- [EXERCISE REQUIREMENTS]
Transcribe all the records exactly and omit any images they hold.

- [SUPPLIED DATA]
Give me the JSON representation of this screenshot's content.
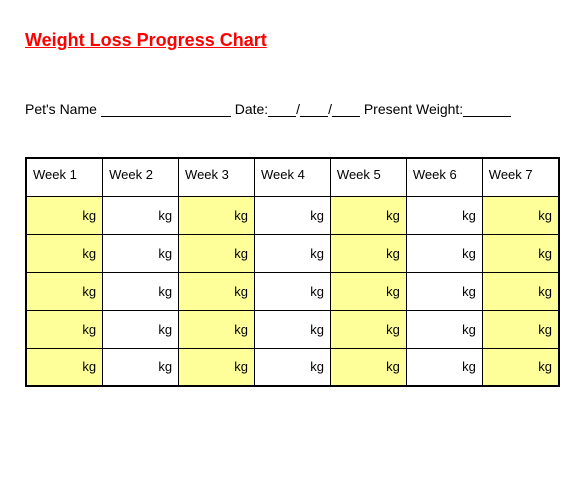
{
  "title": "Weight Loss Progress Chart",
  "form": {
    "name_label": "Pet's Name",
    "date_label": "Date:",
    "present_weight_label": "Present Weight:"
  },
  "table": {
    "type": "table",
    "columns": [
      {
        "label": "Week 1",
        "highlighted": true
      },
      {
        "label": "Week 2",
        "highlighted": false
      },
      {
        "label": "Week 3",
        "highlighted": true
      },
      {
        "label": "Week 4",
        "highlighted": false
      },
      {
        "label": "Week 5",
        "highlighted": true
      },
      {
        "label": "Week 6",
        "highlighted": false
      },
      {
        "label": "Week 7",
        "highlighted": true
      }
    ],
    "unit": "kg",
    "num_rows": 5,
    "colors": {
      "highlight_bg": "#ffff99",
      "normal_bg": "#ffffff",
      "border": "#000000",
      "title_color": "#ff0000"
    },
    "cell_fontsize": 13,
    "header_fontsize": 13
  }
}
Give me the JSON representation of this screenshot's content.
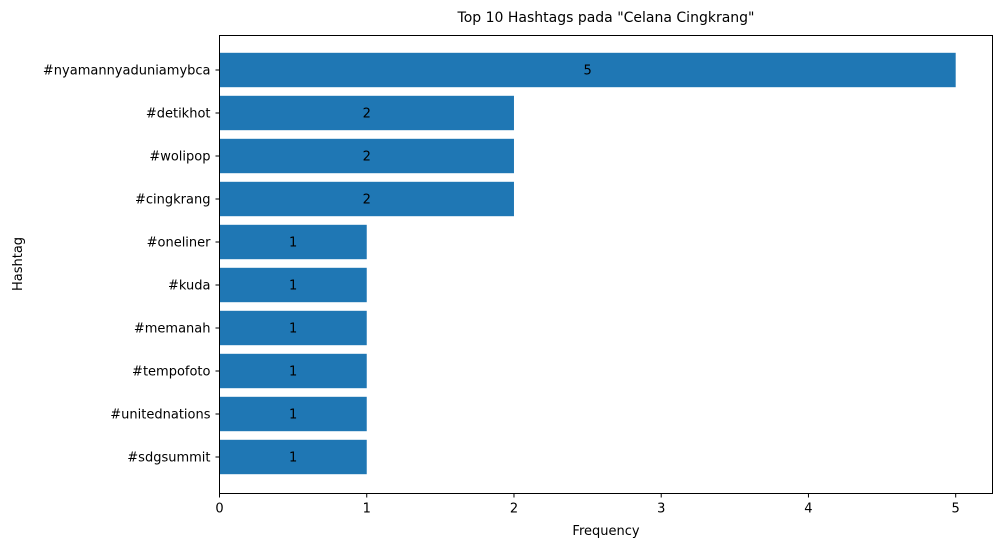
{
  "chart_data": {
    "type": "bar",
    "orientation": "horizontal",
    "title": "Top 10 Hashtags pada \"Celana Cingkrang\"",
    "xlabel": "Frequency",
    "ylabel": "Hashtag",
    "xlim": [
      0,
      5.25
    ],
    "xticks": [
      0,
      1,
      2,
      3,
      4,
      5
    ],
    "grid": false,
    "legend": "none",
    "bar_color": "#1f77b4",
    "categories": [
      "#nyamannyaduniamybca",
      "#detikhot",
      "#wolipop",
      "#cingkrang",
      "#oneliner",
      "#kuda",
      "#memanah",
      "#tempofoto",
      "#unitednations",
      "#sdgsummit"
    ],
    "values": [
      5,
      2,
      2,
      2,
      1,
      1,
      1,
      1,
      1,
      1
    ],
    "data_labels": [
      "5",
      "2",
      "2",
      "2",
      "1",
      "1",
      "1",
      "1",
      "1",
      "1"
    ]
  }
}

- [ANSWER TO THE EXERCISE]
Give me the JSON representation of this screenshot's content.
{
  "title": "Weight Loss Progress Chart",
  "form": {
    "name_label": "Pet's Name",
    "date_label": "Date:",
    "present_weight_label": "Present Weight:"
  },
  "table": {
    "type": "table",
    "columns": [
      {
        "label": "Week 1",
        "highlighted": true
      },
      {
        "label": "Week 2",
        "highlighted": false
      },
      {
        "label": "Week 3",
        "highlighted": true
      },
      {
        "label": "Week 4",
        "highlighted": false
      },
      {
        "label": "Week 5",
        "highlighted": true
      },
      {
        "label": "Week 6",
        "highlighted": false
      },
      {
        "label": "Week 7",
        "highlighted": true
      }
    ],
    "unit": "kg",
    "num_rows": 5,
    "colors": {
      "highlight_bg": "#ffff99",
      "normal_bg": "#ffffff",
      "border": "#000000",
      "title_color": "#ff0000"
    },
    "cell_fontsize": 13,
    "header_fontsize": 13
  }
}
Give me the JSON representation of this screenshot's content.
{
  "chart_data": {
    "type": "bar",
    "orientation": "horizontal",
    "title": "Top 10 Hashtags pada \"Celana Cingkrang\"",
    "xlabel": "Frequency",
    "ylabel": "Hashtag",
    "xlim": [
      0,
      5.25
    ],
    "xticks": [
      0,
      1,
      2,
      3,
      4,
      5
    ],
    "grid": false,
    "legend": "none",
    "bar_color": "#1f77b4",
    "categories": [
      "#nyamannyaduniamybca",
      "#detikhot",
      "#wolipop",
      "#cingkrang",
      "#oneliner",
      "#kuda",
      "#memanah",
      "#tempofoto",
      "#unitednations",
      "#sdgsummit"
    ],
    "values": [
      5,
      2,
      2,
      2,
      1,
      1,
      1,
      1,
      1,
      1
    ],
    "data_labels": [
      "5",
      "2",
      "2",
      "2",
      "1",
      "1",
      "1",
      "1",
      "1",
      "1"
    ]
  }
}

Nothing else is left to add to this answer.